— To be done —
Copy the lines below word for word, beginning with the line that contains "- x-tick-label: 0.0: [182, 1115, 203, 1130]" and continuing through the last line.

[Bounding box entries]
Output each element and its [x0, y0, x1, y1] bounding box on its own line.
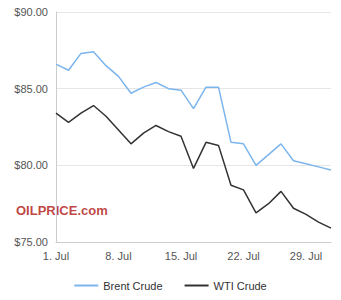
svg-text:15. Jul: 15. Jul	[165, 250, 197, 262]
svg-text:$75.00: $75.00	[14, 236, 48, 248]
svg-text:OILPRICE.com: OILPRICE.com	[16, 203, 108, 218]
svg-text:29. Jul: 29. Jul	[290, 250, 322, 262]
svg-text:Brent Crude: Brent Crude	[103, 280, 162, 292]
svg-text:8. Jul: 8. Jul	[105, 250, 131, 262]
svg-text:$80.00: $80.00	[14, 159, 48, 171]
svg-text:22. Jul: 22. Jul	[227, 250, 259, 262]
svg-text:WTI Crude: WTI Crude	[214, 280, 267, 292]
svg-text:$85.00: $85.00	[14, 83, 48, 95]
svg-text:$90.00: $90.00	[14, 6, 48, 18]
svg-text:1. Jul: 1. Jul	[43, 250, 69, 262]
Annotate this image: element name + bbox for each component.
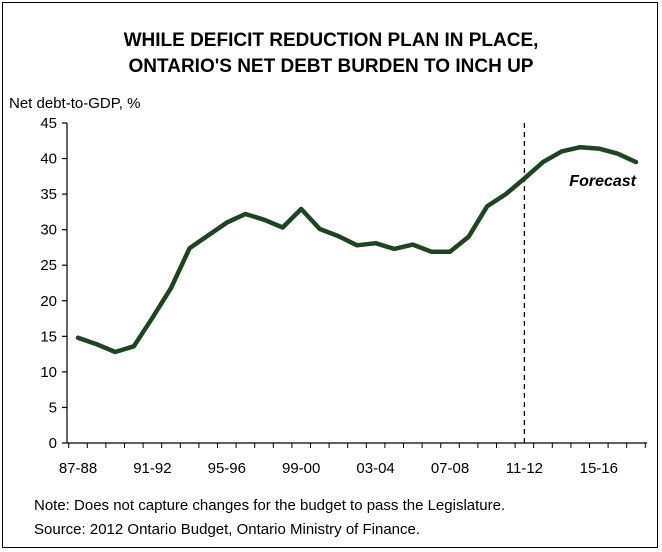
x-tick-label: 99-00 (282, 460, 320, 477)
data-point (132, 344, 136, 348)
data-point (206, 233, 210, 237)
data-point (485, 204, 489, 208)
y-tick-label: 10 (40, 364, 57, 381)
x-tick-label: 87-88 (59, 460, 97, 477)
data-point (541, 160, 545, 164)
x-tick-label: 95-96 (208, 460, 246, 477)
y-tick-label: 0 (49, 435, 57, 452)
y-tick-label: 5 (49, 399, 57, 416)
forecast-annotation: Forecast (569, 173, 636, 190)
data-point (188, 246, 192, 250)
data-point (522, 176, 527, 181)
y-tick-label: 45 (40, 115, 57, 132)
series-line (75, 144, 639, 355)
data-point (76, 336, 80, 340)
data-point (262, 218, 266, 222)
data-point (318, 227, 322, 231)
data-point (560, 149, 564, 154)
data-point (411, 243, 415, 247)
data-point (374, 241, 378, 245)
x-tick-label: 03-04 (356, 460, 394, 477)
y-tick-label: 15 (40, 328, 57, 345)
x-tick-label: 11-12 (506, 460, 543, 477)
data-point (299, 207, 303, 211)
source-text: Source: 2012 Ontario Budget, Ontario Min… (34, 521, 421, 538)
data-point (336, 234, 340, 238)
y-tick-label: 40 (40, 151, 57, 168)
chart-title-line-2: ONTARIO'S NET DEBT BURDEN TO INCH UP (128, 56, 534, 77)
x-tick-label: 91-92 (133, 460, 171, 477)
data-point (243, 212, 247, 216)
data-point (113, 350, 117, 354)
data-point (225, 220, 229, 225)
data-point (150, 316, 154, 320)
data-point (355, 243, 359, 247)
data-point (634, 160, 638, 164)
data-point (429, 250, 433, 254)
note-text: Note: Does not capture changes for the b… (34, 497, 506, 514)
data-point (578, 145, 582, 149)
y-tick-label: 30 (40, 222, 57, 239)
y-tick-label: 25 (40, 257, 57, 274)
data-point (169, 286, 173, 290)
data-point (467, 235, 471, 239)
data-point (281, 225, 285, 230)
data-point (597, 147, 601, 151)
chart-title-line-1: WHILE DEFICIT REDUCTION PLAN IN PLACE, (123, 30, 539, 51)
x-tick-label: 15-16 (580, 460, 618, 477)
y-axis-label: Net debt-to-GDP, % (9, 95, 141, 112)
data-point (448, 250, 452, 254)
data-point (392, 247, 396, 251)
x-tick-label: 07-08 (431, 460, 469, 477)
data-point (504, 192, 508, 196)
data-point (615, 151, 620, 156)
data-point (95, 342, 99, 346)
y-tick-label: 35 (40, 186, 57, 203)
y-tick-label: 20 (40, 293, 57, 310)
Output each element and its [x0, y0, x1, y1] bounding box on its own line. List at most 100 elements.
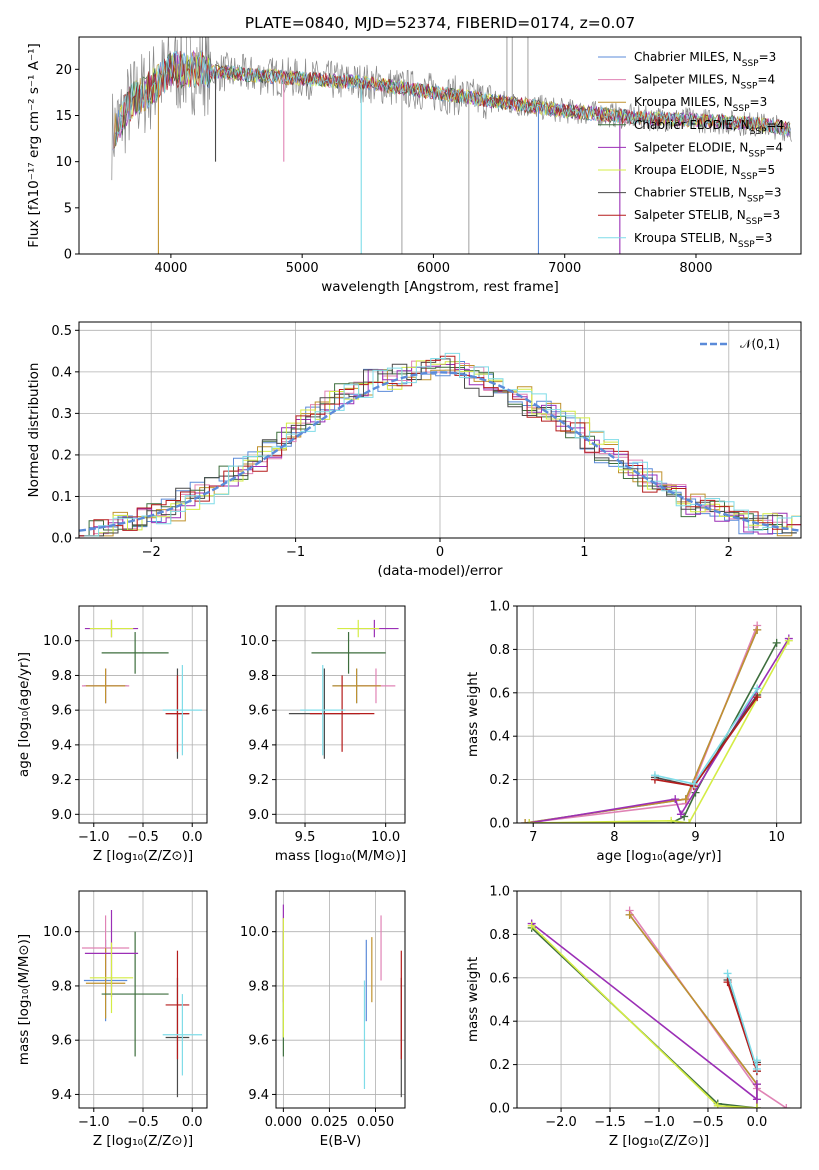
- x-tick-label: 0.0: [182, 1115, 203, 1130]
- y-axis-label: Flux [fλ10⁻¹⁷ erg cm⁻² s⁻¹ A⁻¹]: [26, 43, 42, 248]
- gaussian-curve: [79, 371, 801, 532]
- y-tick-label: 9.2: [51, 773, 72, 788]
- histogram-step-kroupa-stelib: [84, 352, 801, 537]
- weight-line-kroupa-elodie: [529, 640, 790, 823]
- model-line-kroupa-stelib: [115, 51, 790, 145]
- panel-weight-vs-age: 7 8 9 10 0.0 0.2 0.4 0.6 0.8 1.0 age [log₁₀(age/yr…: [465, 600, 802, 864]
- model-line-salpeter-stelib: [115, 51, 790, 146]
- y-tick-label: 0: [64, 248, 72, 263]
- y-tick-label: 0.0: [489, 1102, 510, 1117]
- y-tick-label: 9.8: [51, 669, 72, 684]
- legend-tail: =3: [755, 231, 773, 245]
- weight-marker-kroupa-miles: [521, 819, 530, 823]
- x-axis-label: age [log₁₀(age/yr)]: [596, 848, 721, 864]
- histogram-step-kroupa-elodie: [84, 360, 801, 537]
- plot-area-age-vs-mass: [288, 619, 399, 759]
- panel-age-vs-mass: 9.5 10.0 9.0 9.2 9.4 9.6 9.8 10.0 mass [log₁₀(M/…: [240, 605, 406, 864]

— Exercise response —
- x-tick-label: 0.0: [182, 1115, 203, 1130]
- y-axis-label: Flux [fλ10⁻¹⁷ erg cm⁻² s⁻¹ A⁻¹]: [26, 43, 42, 248]
- gaussian-curve: [79, 371, 801, 532]
- y-tick-label: 9.2: [51, 773, 72, 788]
- histogram-step-kroupa-stelib: [84, 352, 801, 537]
- weight-line-kroupa-elodie: [529, 640, 790, 823]
- model-line-kroupa-stelib: [115, 51, 790, 145]
- panel-weight-vs-age: 7 8 9 10 0.0 0.2 0.4 0.6 0.8 1.0 age [log₁₀(age/yr…: [465, 600, 802, 864]
- model-line-salpeter-stelib: [115, 51, 790, 146]
- y-tick-label: 0: [64, 248, 72, 263]
- y-tick-label: 0.0: [489, 1102, 510, 1117]
- y-tick-label: 9.8: [51, 669, 72, 684]
- legend-tail: =3: [755, 231, 773, 245]
- weight-marker-kroupa-miles: [521, 819, 530, 823]
- x-axis-label: age [log₁₀(age/yr)]: [596, 848, 721, 864]
- histogram-step-kroupa-elodie: [84, 360, 801, 537]
- plot-area-age-vs-mass: [288, 619, 399, 759]
- panel-age-vs-mass: 9.5 10.0 9.0 9.2 9.4 9.6 9.8 10.0 mass [log₁₀(M/…: [240, 605, 406, 864]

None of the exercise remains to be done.